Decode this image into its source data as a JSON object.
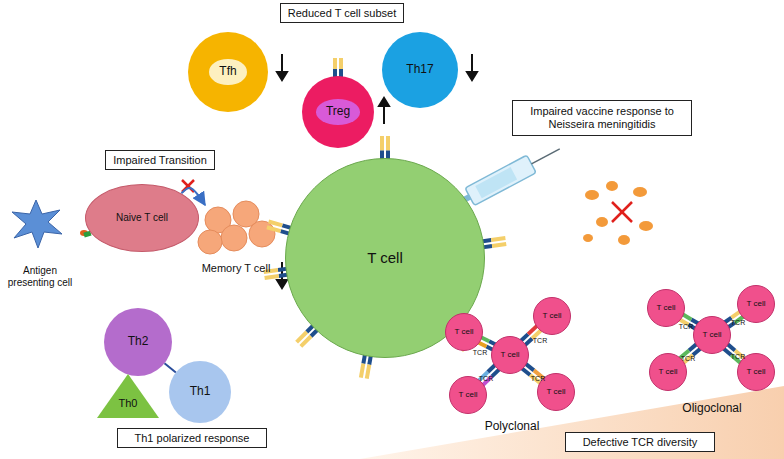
{
  "diagram": {
    "nodes": [
      {
        "text": [
          "Reduced T cell subset"
        ]
      },
      {
        "text": [
          "Tfh"
        ]
      },
      {
        "text": [
          "Th17"
        ]
      },
      {
        "text": [
          "Treg"
        ]
      },
      {
        "text": [
          "Impaired Transition"
        ]
      },
      {
        "text": [
          "Impaired vaccine response to Neisseira meningitidis"
        ]
      },
      {
        "text": [
          "Naive T cell"
        ]
      },
      {
        "text": [
          "Memory T cell"
        ]
      },
      {
        "text": [
          "Antigen presenting cell"
        ]
      },
      {
        "text": [
          "T cell"
        ]
      },
      {
        "text": [
          "Th2"
        ]
      },
      {
        "text": [
          "Th0"
        ]
      },
      {
        "text": [
          "Th1"
        ]
      },
      {
        "text": [
          "Th1 polarized response"
        ]
      },
      {
        "text": [
          "T cell"
        ]
      },
      {
        "text": [
          "T cell"
        ]
      },
      {
        "text": [
          "T cell"
        ]
      },
      {
        "text": [
          "T cell"
        ]
      },
      {
        "text": [
          "T cell"
        ]
      },
      {
        "text": [
          "T cell"
        ]
      },
      {
        "text": [
          "T cell"
        ]
      },
      {
        "text": [
          "T cell"
        ]
      },
      {
        "text": [
          "T cell"
        ]
      },
      {
        "text": [
          "T cell"
        ]
      },
      {
        "text": [
          "Defective TCR diversity"
        ]
      }
    ],
    "edges": [
      {
        "from": 8,
        "to": 6,
        "arrow": "none"
      },
      {
        "from": 6,
        "to": 7,
        "arrow": "to"
      },
      {
        "from": 10,
        "to": 12,
        "arrow": "none"
      }
    ],
    "labels": [
      "TCR",
      "TCR",
      "TCR",
      "TCR",
      "TCR",
      "TCR",
      "TCR",
      "TCR",
      "Polyclonal",
      "Oligoclonal"
    ]
  }
}
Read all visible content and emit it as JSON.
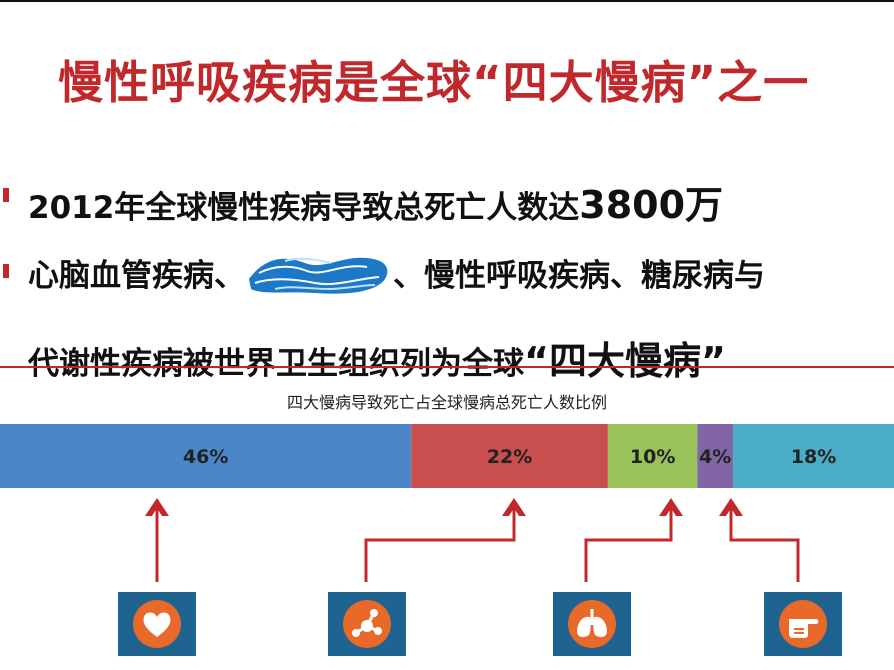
{
  "title": "慢性呼吸疾病是全球“四大慢病”之一",
  "bullets": {
    "line1_prefix": "2012年全球慢性疾病导致总死亡人数达",
    "line1_value": "3800万",
    "line2_before": "心脑血管疾病、",
    "line2_after": "、慢性呼吸疾病、糖尿病与",
    "line3_prefix": "代谢性疾病被世界卫生组织列为全球",
    "line3_highlight": "“四大慢病”"
  },
  "chart_data": {
    "type": "bar",
    "title": "四大慢病导致死亡占全球慢病总死亡人数比例",
    "orientation": "horizontal-stacked-100",
    "series": [
      {
        "value": 46,
        "label": "46%",
        "color": "#4a86c8"
      },
      {
        "value": 22,
        "label": "22%",
        "color": "#c84f4d"
      },
      {
        "value": 10,
        "label": "10%",
        "color": "#9ac25a"
      },
      {
        "value": 4,
        "label": "4%",
        "color": "#8165a4"
      },
      {
        "value": 18,
        "label": "18%",
        "color": "#4aadc8"
      }
    ]
  },
  "icons": [
    {
      "name": "heart-icon",
      "color": "#e8692a"
    },
    {
      "name": "molecule-icon",
      "color": "#e8692a"
    },
    {
      "name": "lungs-icon",
      "color": "#e8692a"
    },
    {
      "name": "pointing-hand-icon",
      "color": "#e8692a"
    }
  ],
  "colors": {
    "title": "#c0282c",
    "arrow": "#c0282c",
    "icon_background": "#1f6391",
    "icon_accent": "#e8692a"
  }
}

> _EXERCISE DESCRIPTION_
Give all the entries again exactly, dropping each picture.

> _FINISHED TASK_
Decode this image into its source data as a JSON object.
{
  "diagram": {
    "nodes": [
      {
        "text": [
          "Reduced T cell subset"
        ]
      },
      {
        "text": [
          "Tfh"
        ]
      },
      {
        "text": [
          "Th17"
        ]
      },
      {
        "text": [
          "Treg"
        ]
      },
      {
        "text": [
          "Impaired Transition"
        ]
      },
      {
        "text": [
          "Impaired vaccine response to Neisseira meningitidis"
        ]
      },
      {
        "text": [
          "Naive T cell"
        ]
      },
      {
        "text": [
          "Memory T cell"
        ]
      },
      {
        "text": [
          "Antigen presenting cell"
        ]
      },
      {
        "text": [
          "T cell"
        ]
      },
      {
        "text": [
          "Th2"
        ]
      },
      {
        "text": [
          "Th0"
        ]
      },
      {
        "text": [
          "Th1"
        ]
      },
      {
        "text": [
          "Th1 polarized response"
        ]
      },
      {
        "text": [
          "T cell"
        ]
      },
      {
        "text": [
          "T cell"
        ]
      },
      {
        "text": [
          "T cell"
        ]
      },
      {
        "text": [
          "T cell"
        ]
      },
      {
        "text": [
          "T cell"
        ]
      },
      {
        "text": [
          "T cell"
        ]
      },
      {
        "text": [
          "T cell"
        ]
      },
      {
        "text": [
          "T cell"
        ]
      },
      {
        "text": [
          "T cell"
        ]
      },
      {
        "text": [
          "T cell"
        ]
      },
      {
        "text": [
          "Defective TCR diversity"
        ]
      }
    ],
    "edges": [
      {
        "from": 8,
        "to": 6,
        "arrow": "none"
      },
      {
        "from": 6,
        "to": 7,
        "arrow": "to"
      },
      {
        "from": 10,
        "to": 12,
        "arrow": "none"
      }
    ],
    "labels": [
      "TCR",
      "TCR",
      "TCR",
      "TCR",
      "TCR",
      "TCR",
      "TCR",
      "TCR",
      "Polyclonal",
      "Oligoclonal"
    ]
  }
}
Read all visible content and emit it as JSON.
{
  "title": "慢性呼吸疾病是全球“四大慢病”之一",
  "bullets": {
    "line1_prefix": "2012年全球慢性疾病导致总死亡人数达",
    "line1_value": "3800万",
    "line2_before": "心脑血管疾病、",
    "line2_after": "、慢性呼吸疾病、糖尿病与",
    "line3_prefix": "代谢性疾病被世界卫生组织列为全球",
    "line3_highlight": "“四大慢病”"
  },
  "chart_data": {
    "type": "bar",
    "title": "四大慢病导致死亡占全球慢病总死亡人数比例",
    "orientation": "horizontal-stacked-100",
    "series": [
      {
        "value": 46,
        "label": "46%",
        "color": "#4a86c8"
      },
      {
        "value": 22,
        "label": "22%",
        "color": "#c84f4d"
      },
      {
        "value": 10,
        "label": "10%",
        "color": "#9ac25a"
      },
      {
        "value": 4,
        "label": "4%",
        "color": "#8165a4"
      },
      {
        "value": 18,
        "label": "18%",
        "color": "#4aadc8"
      }
    ]
  },
  "icons": [
    {
      "name": "heart-icon",
      "color": "#e8692a"
    },
    {
      "name": "molecule-icon",
      "color": "#e8692a"
    },
    {
      "name": "lungs-icon",
      "color": "#e8692a"
    },
    {
      "name": "pointing-hand-icon",
      "color": "#e8692a"
    }
  ],
  "colors": {
    "title": "#c0282c",
    "arrow": "#c0282c",
    "icon_background": "#1f6391",
    "icon_accent": "#e8692a"
  }
}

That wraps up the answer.